All the data should be repeated exactly. Any image in it is left out.

*RECORDS SUPPLIED*.
########
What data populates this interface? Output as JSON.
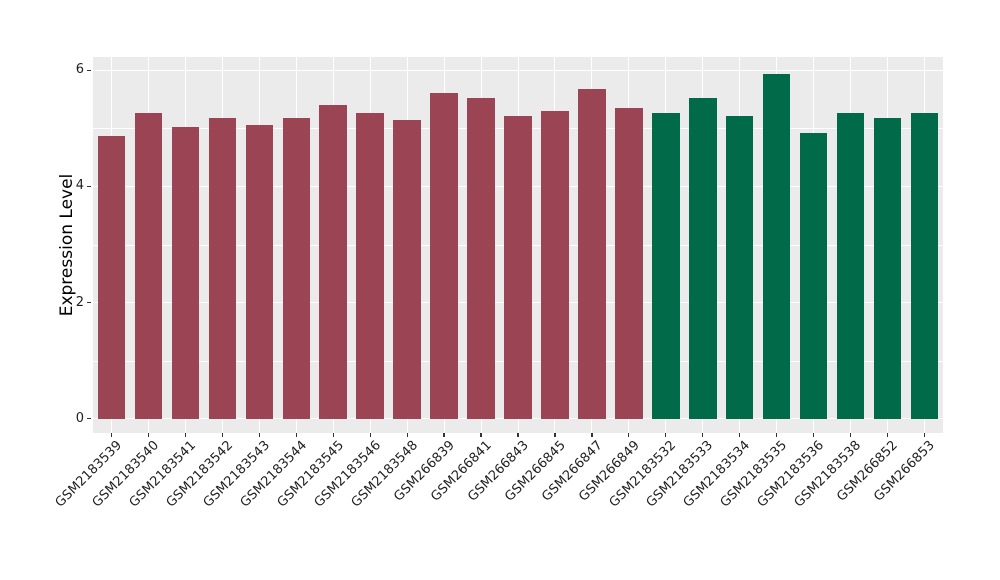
{
  "chart_data": {
    "type": "bar",
    "title": "",
    "xlabel": "",
    "ylabel": "Expression Level",
    "yticks": [
      0,
      2,
      4,
      6
    ],
    "minor_gridlines": [
      1,
      3,
      5
    ],
    "ylim": [
      -0.28,
      6.25
    ],
    "grid": true,
    "legend": "none",
    "panel_bg": "#EBEBEB",
    "grid_color": "#FFFFFF",
    "groups": [
      {
        "name": "group1",
        "color": "#9B4453"
      },
      {
        "name": "group2",
        "color": "#016A48"
      }
    ],
    "bars": [
      {
        "label": "GSM2183539",
        "value": 4.87,
        "group": "group1"
      },
      {
        "label": "GSM2183540",
        "value": 5.27,
        "group": "group1"
      },
      {
        "label": "GSM2183541",
        "value": 5.02,
        "group": "group1"
      },
      {
        "label": "GSM2183542",
        "value": 5.17,
        "group": "group1"
      },
      {
        "label": "GSM2183543",
        "value": 5.06,
        "group": "group1"
      },
      {
        "label": "GSM2183544",
        "value": 5.17,
        "group": "group1"
      },
      {
        "label": "GSM2183545",
        "value": 5.4,
        "group": "group1"
      },
      {
        "label": "GSM2183546",
        "value": 5.26,
        "group": "group1"
      },
      {
        "label": "GSM2183548",
        "value": 5.15,
        "group": "group1"
      },
      {
        "label": "GSM266839",
        "value": 5.6,
        "group": "group1"
      },
      {
        "label": "GSM266841",
        "value": 5.53,
        "group": "group1"
      },
      {
        "label": "GSM266843",
        "value": 5.21,
        "group": "group1"
      },
      {
        "label": "GSM266845",
        "value": 5.3,
        "group": "group1"
      },
      {
        "label": "GSM266847",
        "value": 5.68,
        "group": "group1"
      },
      {
        "label": "GSM266849",
        "value": 5.35,
        "group": "group1"
      },
      {
        "label": "GSM2183532",
        "value": 5.27,
        "group": "group2"
      },
      {
        "label": "GSM2183533",
        "value": 5.53,
        "group": "group2"
      },
      {
        "label": "GSM2183534",
        "value": 5.22,
        "group": "group2"
      },
      {
        "label": "GSM2183535",
        "value": 5.93,
        "group": "group2"
      },
      {
        "label": "GSM2183536",
        "value": 4.92,
        "group": "group2"
      },
      {
        "label": "GSM2183538",
        "value": 5.26,
        "group": "group2"
      },
      {
        "label": "GSM266852",
        "value": 5.17,
        "group": "group2"
      },
      {
        "label": "GSM266853",
        "value": 5.27,
        "group": "group2"
      }
    ]
  }
}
########
*CORRECT OUTPUT*.
What data populates this interface? Output as JSON.
{
  "chart_data": {
    "type": "bar",
    "title": "",
    "xlabel": "",
    "ylabel": "Expression Level",
    "yticks": [
      0,
      2,
      4,
      6
    ],
    "minor_gridlines": [
      1,
      3,
      5
    ],
    "ylim": [
      -0.28,
      6.25
    ],
    "grid": true,
    "legend": "none",
    "panel_bg": "#EBEBEB",
    "grid_color": "#FFFFFF",
    "groups": [
      {
        "name": "group1",
        "color": "#9B4453"
      },
      {
        "name": "group2",
        "color": "#016A48"
      }
    ],
    "bars": [
      {
        "label": "GSM2183539",
        "value": 4.87,
        "group": "group1"
      },
      {
        "label": "GSM2183540",
        "value": 5.27,
        "group": "group1"
      },
      {
        "label": "GSM2183541",
        "value": 5.02,
        "group": "group1"
      },
      {
        "label": "GSM2183542",
        "value": 5.17,
        "group": "group1"
      },
      {
        "label": "GSM2183543",
        "value": 5.06,
        "group": "group1"
      },
      {
        "label": "GSM2183544",
        "value": 5.17,
        "group": "group1"
      },
      {
        "label": "GSM2183545",
        "value": 5.4,
        "group": "group1"
      },
      {
        "label": "GSM2183546",
        "value": 5.26,
        "group": "group1"
      },
      {
        "label": "GSM2183548",
        "value": 5.15,
        "group": "group1"
      },
      {
        "label": "GSM266839",
        "value": 5.6,
        "group": "group1"
      },
      {
        "label": "GSM266841",
        "value": 5.53,
        "group": "group1"
      },
      {
        "label": "GSM266843",
        "value": 5.21,
        "group": "group1"
      },
      {
        "label": "GSM266845",
        "value": 5.3,
        "group": "group1"
      },
      {
        "label": "GSM266847",
        "value": 5.68,
        "group": "group1"
      },
      {
        "label": "GSM266849",
        "value": 5.35,
        "group": "group1"
      },
      {
        "label": "GSM2183532",
        "value": 5.27,
        "group": "group2"
      },
      {
        "label": "GSM2183533",
        "value": 5.53,
        "group": "group2"
      },
      {
        "label": "GSM2183534",
        "value": 5.22,
        "group": "group2"
      },
      {
        "label": "GSM2183535",
        "value": 5.93,
        "group": "group2"
      },
      {
        "label": "GSM2183536",
        "value": 4.92,
        "group": "group2"
      },
      {
        "label": "GSM2183538",
        "value": 5.26,
        "group": "group2"
      },
      {
        "label": "GSM266852",
        "value": 5.17,
        "group": "group2"
      },
      {
        "label": "GSM266853",
        "value": 5.27,
        "group": "group2"
      }
    ]
  }
}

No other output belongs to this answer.